**SHORT PROBLEM:** Retype, without changes, every line from the line that contains "Give me the" through the final line of the records. Exclude pictures.

**AVAILABLE RECORDS:**
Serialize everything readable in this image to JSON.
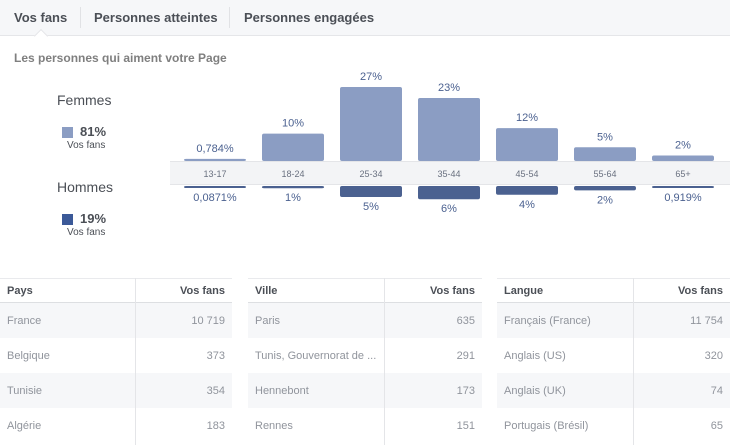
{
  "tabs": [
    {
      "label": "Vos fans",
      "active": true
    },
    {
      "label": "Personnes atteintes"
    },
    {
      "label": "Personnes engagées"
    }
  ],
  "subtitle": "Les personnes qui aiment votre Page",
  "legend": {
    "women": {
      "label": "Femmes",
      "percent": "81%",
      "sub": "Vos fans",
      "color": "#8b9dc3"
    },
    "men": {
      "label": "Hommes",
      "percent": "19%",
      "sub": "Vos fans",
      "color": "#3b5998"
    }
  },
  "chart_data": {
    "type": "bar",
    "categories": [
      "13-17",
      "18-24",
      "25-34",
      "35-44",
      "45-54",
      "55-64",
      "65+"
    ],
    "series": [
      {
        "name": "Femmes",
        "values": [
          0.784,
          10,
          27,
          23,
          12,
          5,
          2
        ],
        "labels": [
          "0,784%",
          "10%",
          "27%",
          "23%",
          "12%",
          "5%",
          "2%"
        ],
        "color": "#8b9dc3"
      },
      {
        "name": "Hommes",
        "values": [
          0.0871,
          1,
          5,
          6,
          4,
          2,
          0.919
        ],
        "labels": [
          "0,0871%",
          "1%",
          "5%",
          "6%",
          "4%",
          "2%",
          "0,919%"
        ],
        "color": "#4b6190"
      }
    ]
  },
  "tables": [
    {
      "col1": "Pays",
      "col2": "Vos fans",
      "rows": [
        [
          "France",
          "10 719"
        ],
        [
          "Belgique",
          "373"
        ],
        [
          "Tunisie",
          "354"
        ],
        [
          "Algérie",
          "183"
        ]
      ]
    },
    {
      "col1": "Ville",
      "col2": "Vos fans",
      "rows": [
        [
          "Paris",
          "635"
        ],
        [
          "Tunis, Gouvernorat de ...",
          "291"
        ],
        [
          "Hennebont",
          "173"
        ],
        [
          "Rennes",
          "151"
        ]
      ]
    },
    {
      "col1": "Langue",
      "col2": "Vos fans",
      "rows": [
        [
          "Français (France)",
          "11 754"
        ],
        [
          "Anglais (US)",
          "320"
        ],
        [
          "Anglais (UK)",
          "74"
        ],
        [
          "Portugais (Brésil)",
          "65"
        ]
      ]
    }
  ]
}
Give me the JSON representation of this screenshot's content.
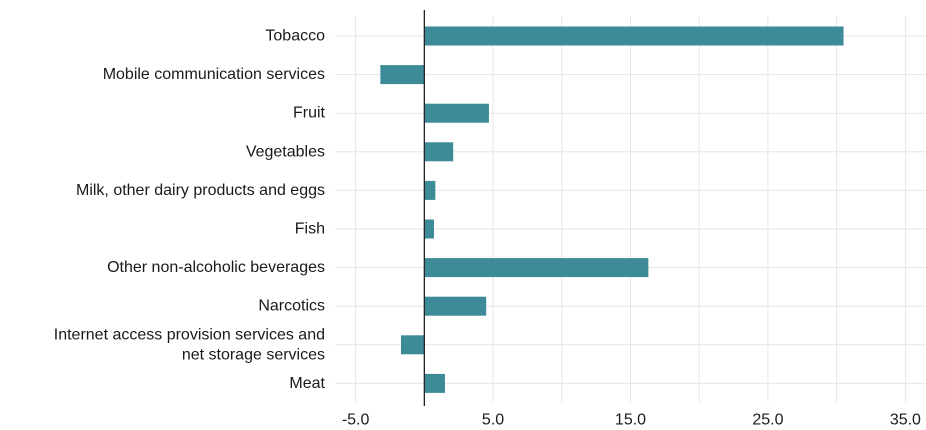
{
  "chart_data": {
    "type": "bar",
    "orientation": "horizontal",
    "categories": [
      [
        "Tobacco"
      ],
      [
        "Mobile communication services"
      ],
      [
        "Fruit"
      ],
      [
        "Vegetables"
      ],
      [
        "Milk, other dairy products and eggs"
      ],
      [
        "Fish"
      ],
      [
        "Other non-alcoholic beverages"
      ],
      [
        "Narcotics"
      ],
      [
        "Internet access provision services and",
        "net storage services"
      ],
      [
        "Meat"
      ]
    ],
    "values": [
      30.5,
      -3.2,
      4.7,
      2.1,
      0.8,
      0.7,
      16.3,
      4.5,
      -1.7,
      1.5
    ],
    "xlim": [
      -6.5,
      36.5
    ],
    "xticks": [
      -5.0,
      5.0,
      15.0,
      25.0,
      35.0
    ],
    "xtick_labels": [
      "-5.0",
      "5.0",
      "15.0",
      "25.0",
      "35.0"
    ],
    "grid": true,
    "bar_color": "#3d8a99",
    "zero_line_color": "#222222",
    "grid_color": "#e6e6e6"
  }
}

**CORRECT RESULT:**
Give me the JSON representation of this screenshot's content.
{
  "chart_data": {
    "type": "bar",
    "orientation": "horizontal",
    "categories": [
      [
        "Tobacco"
      ],
      [
        "Mobile communication services"
      ],
      [
        "Fruit"
      ],
      [
        "Vegetables"
      ],
      [
        "Milk, other dairy products and eggs"
      ],
      [
        "Fish"
      ],
      [
        "Other non-alcoholic beverages"
      ],
      [
        "Narcotics"
      ],
      [
        "Internet access provision services and",
        "net storage services"
      ],
      [
        "Meat"
      ]
    ],
    "values": [
      30.5,
      -3.2,
      4.7,
      2.1,
      0.8,
      0.7,
      16.3,
      4.5,
      -1.7,
      1.5
    ],
    "xlim": [
      -6.5,
      36.5
    ],
    "xticks": [
      -5.0,
      5.0,
      15.0,
      25.0,
      35.0
    ],
    "xtick_labels": [
      "-5.0",
      "5.0",
      "15.0",
      "25.0",
      "35.0"
    ],
    "grid": true,
    "bar_color": "#3d8a99",
    "zero_line_color": "#222222",
    "grid_color": "#e6e6e6"
  }
}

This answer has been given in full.